_Challenge_
Look for the word "body" in the entries below, then copy every line that has it.

Data excerpts:
* * * * * * * * *

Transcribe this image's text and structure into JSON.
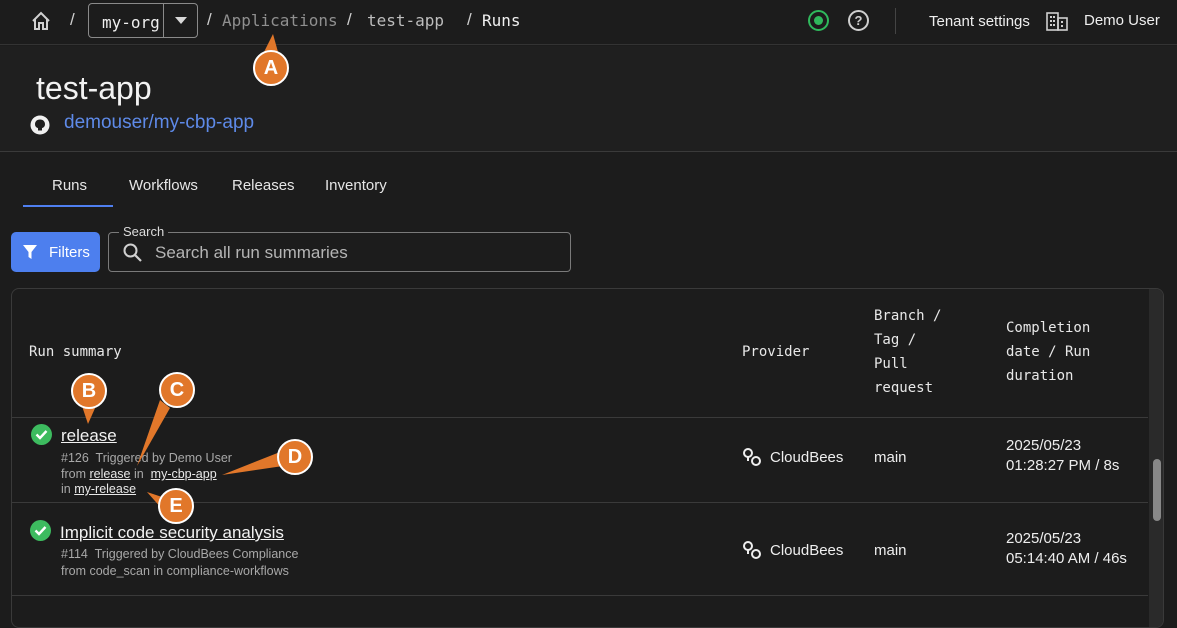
{
  "topbar": {
    "org": "my-org",
    "breadcrumbs": [
      "Applications",
      "test-app",
      "Runs"
    ],
    "tenant_settings": "Tenant settings",
    "user": "Demo User"
  },
  "app": {
    "title": "test-app",
    "repo": "demouser/my-cbp-app"
  },
  "tabs": [
    "Runs",
    "Workflows",
    "Releases",
    "Inventory"
  ],
  "filters_label": "Filters",
  "search": {
    "label": "Search",
    "placeholder": "Search all run summaries"
  },
  "table": {
    "headers": {
      "summary": "Run summary",
      "provider": "Provider",
      "branch": [
        "Branch /",
        "Tag /",
        "Pull",
        "request"
      ],
      "completion": [
        "Completion",
        "date / Run",
        "duration"
      ]
    },
    "rows": [
      {
        "title": "release",
        "number": "#126",
        "triggered": "Triggered by Demo User",
        "from_prefix": "from",
        "from": "release",
        "in_prefix": "in",
        "repo": "my-cbp-app",
        "in_prefix2": "in",
        "env": "my-release",
        "provider": "CloudBees",
        "branch": "main",
        "date": "2025/05/23",
        "time": "01:28:27 PM / 8s"
      },
      {
        "title": "Implicit code security analysis",
        "number": "#114",
        "triggered": "Triggered by CloudBees Compliance",
        "from_line": "from code_scan in compliance-workflows",
        "provider": "CloudBees",
        "branch": "main",
        "date": "2025/05/23",
        "time": "05:14:40 AM / 46s"
      }
    ]
  },
  "callouts": [
    "A",
    "B",
    "C",
    "D",
    "E"
  ],
  "colors": {
    "accent": "#4d7fee",
    "link": "#5e8ae8",
    "success": "#3dbb5f",
    "callout": "#e1772a"
  }
}
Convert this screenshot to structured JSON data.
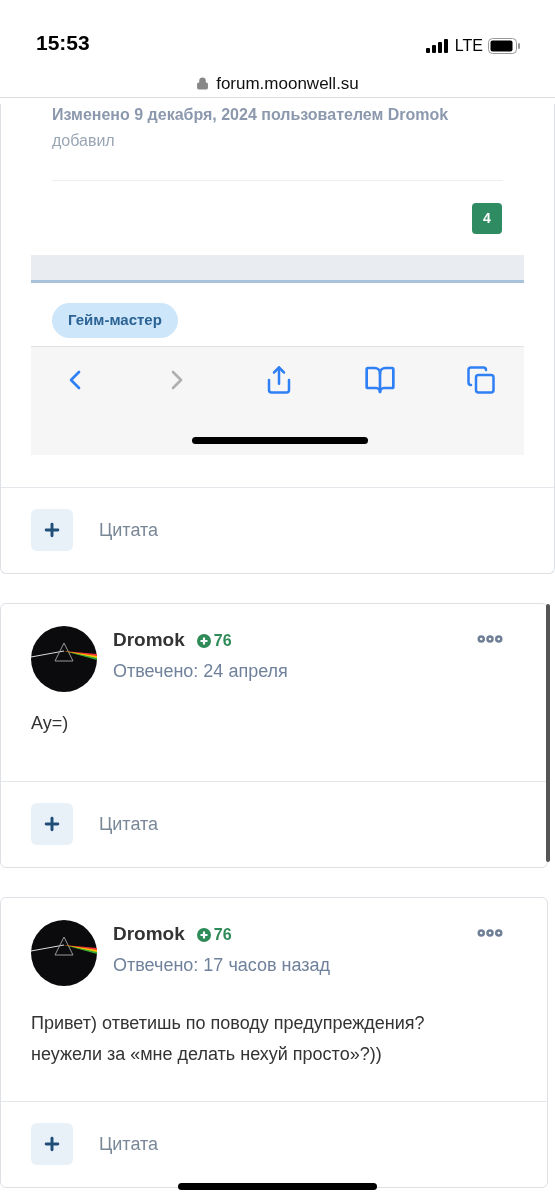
{
  "status_bar": {
    "time": "15:53",
    "network": "LTE"
  },
  "address_bar": {
    "url": "forum.moonwell.su"
  },
  "top_post": {
    "screenshot": {
      "edit_note": "Изменено 9 декабря, 2024 пользователем Dromok",
      "edit_reason": "добавил",
      "reaction_count": "4",
      "role_badge": "Гейм-мастер",
      "browser_toolbar": {
        "back_disabled": false,
        "forward_disabled": true
      }
    },
    "quote_button": "Цитата"
  },
  "posts": [
    {
      "author": "Dromok",
      "reputation": "76",
      "replied": "Отвечено: 24 апреля",
      "body": "Ау=)",
      "quote_button": "Цитата"
    },
    {
      "author": "Dromok",
      "reputation": "76",
      "replied": "Отвечено: 17 часов назад",
      "body": "Привет) ответишь по поводу предупреждения?\nнеужели за «мне делать нехуй просто»?))",
      "quote_button": "Цитата"
    }
  ]
}
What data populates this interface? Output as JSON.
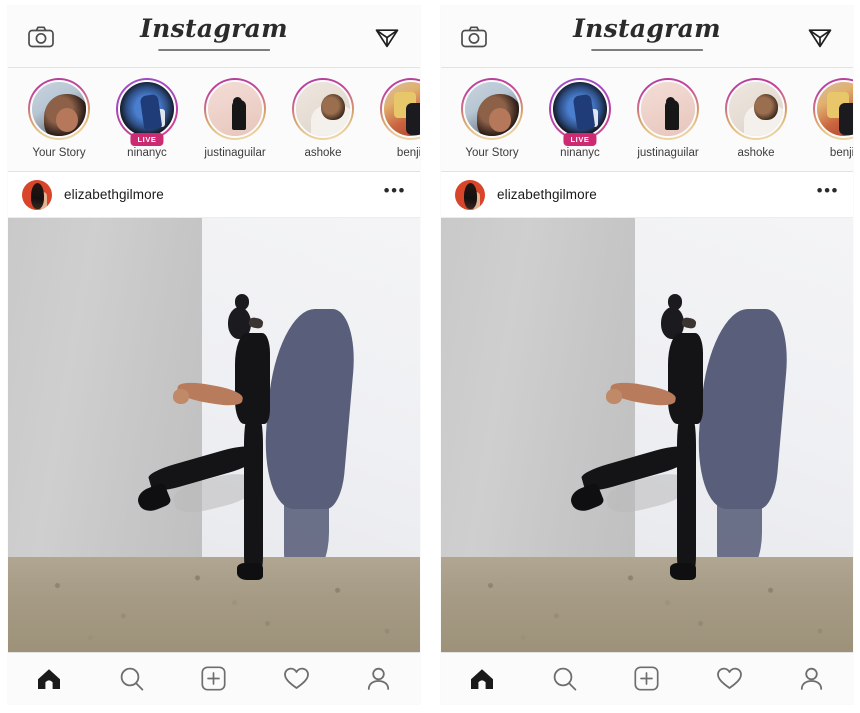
{
  "app": {
    "title": "Instagram",
    "wordmark": "Instagram"
  },
  "topbar": {
    "camera_icon": "camera-icon",
    "send_icon": "send-paper-plane-icon"
  },
  "stories": [
    {
      "name": "Your Story",
      "live": false,
      "avatar": "av-yourstory"
    },
    {
      "name": "ninanyc",
      "live": true,
      "live_label": "LIVE",
      "avatar": "av-nina"
    },
    {
      "name": "justinaguilar",
      "live": false,
      "avatar": "av-justin"
    },
    {
      "name": "ashoke",
      "live": false,
      "avatar": "av-ashoke"
    },
    {
      "name": "benjir",
      "live": false,
      "avatar": "av-benji"
    }
  ],
  "post": {
    "username": "elizabethgilmore",
    "more_label": "•••",
    "image_alt": "woman in black kicking in front of a two-tone white and grey wall with her shadow"
  },
  "bottom_nav": [
    {
      "name": "home",
      "icon": "home-icon",
      "active": true
    },
    {
      "name": "search",
      "icon": "search-icon",
      "active": false
    },
    {
      "name": "new-post",
      "icon": "plus-square-icon",
      "active": false
    },
    {
      "name": "activity",
      "icon": "heart-icon",
      "active": false
    },
    {
      "name": "profile",
      "icon": "person-icon",
      "active": false
    }
  ],
  "colors": {
    "page_background": "#ffffff",
    "panel_background": "#fafafa",
    "chrome_background": "#fbfbfb",
    "divider": "#e2e2e2",
    "text_primary": "#1a1a1a",
    "text_secondary": "#3c3c3c",
    "live_badge": "#cc2a72",
    "ring_gradient_start": "#b13fa0",
    "ring_gradient_end": "#f0ddb5",
    "avatar_accent": "#d9452a"
  },
  "panels": [
    {
      "id": "panel-left",
      "label": "Instagram feed screen (left copy)"
    },
    {
      "id": "panel-right",
      "label": "Instagram feed screen (right copy)"
    }
  ]
}
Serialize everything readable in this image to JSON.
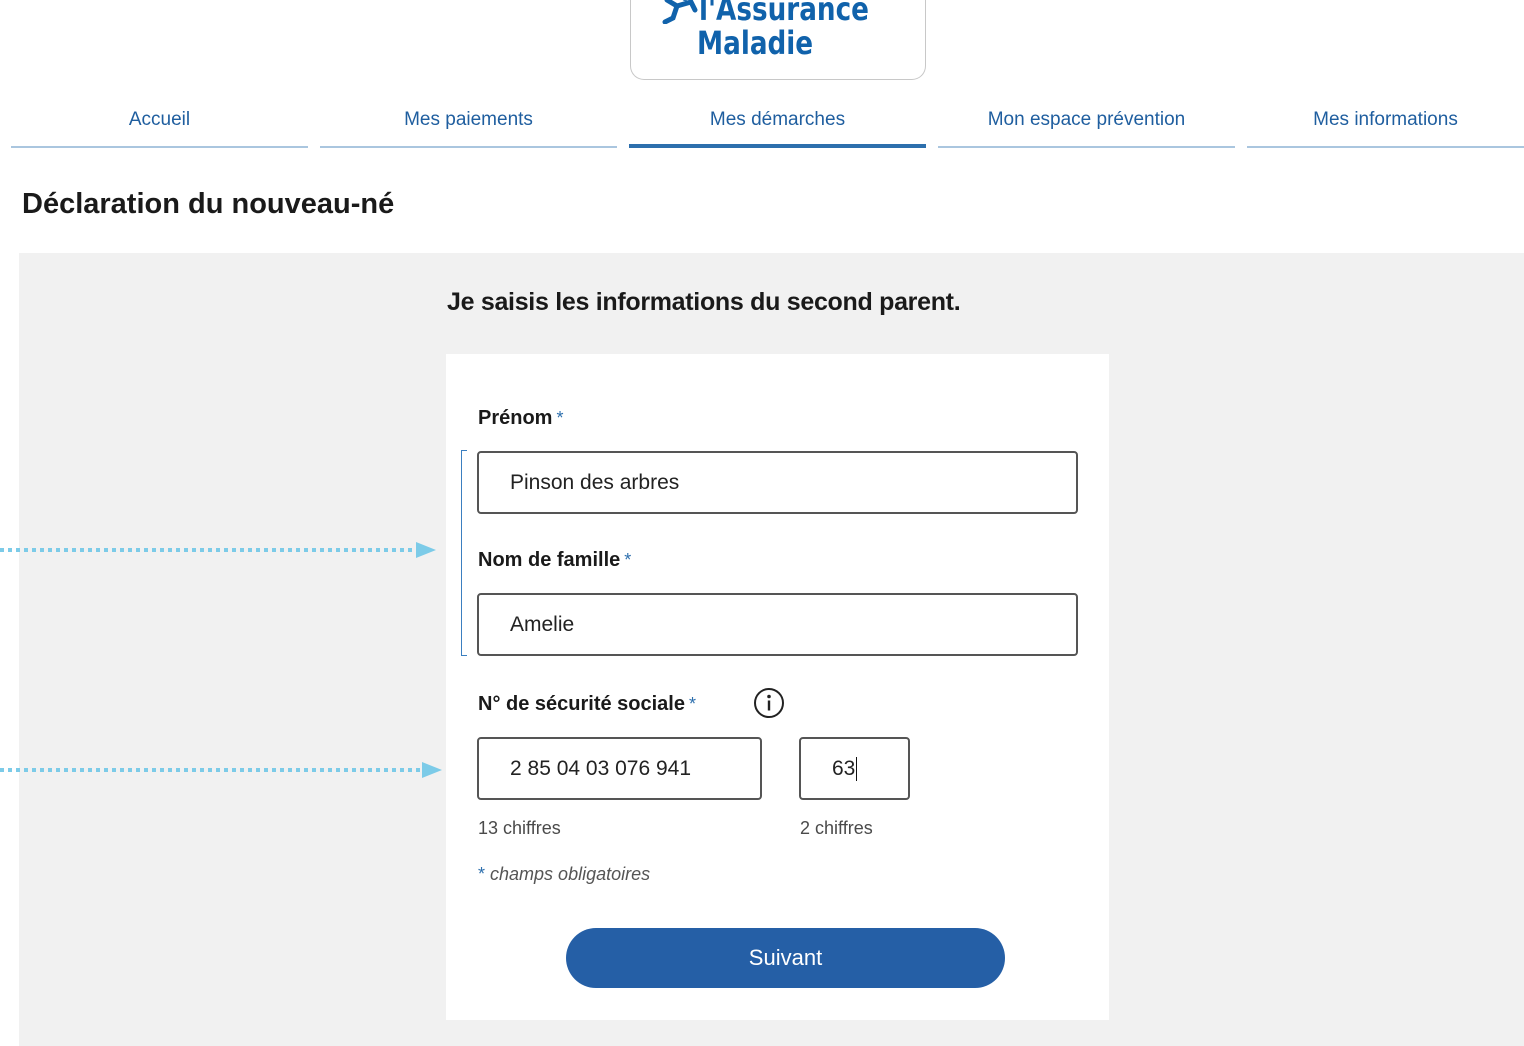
{
  "logo": {
    "line1": "l'Assurance",
    "line2": "Maladie",
    "brand_color": "#1062ab"
  },
  "nav": {
    "items": [
      {
        "label": "Accueil",
        "active": false
      },
      {
        "label": "Mes paiements",
        "active": false
      },
      {
        "label": "Mes démarches",
        "active": true
      },
      {
        "label": "Mon espace prévention",
        "active": false
      },
      {
        "label": "Mes informations",
        "active": false
      }
    ]
  },
  "page": {
    "title": "Déclaration du nouveau-né"
  },
  "form": {
    "heading": "Je saisis les informations du second parent.",
    "first_name": {
      "label": "Prénom",
      "required_mark": "*",
      "value": "Pinson des arbres"
    },
    "last_name": {
      "label": "Nom de famille",
      "required_mark": "*",
      "value": "Amelie"
    },
    "ssn": {
      "label": "N° de sécurité sociale",
      "required_mark": "*",
      "info_icon": "info-icon",
      "number_value": "2 85 04 03 076 941",
      "number_hint": "13 chiffres",
      "key_value": "63",
      "key_hint": "2 chiffres"
    },
    "required_note_star": "*",
    "required_note": "champs obligatoires",
    "submit_label": "Suivant"
  },
  "colors": {
    "accent": "#255fa6",
    "nav_text": "#1f5e9f",
    "panel_bg": "#f1f1f1",
    "annotation_arrow": "#7ccbe8"
  }
}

* * * * * * * * *

_Exercise response_
      "body": "Ау=)",
      "body": "Привет) ответишь по поводу предупреждения?\nнеужели за «мне делать нехуй просто»?))",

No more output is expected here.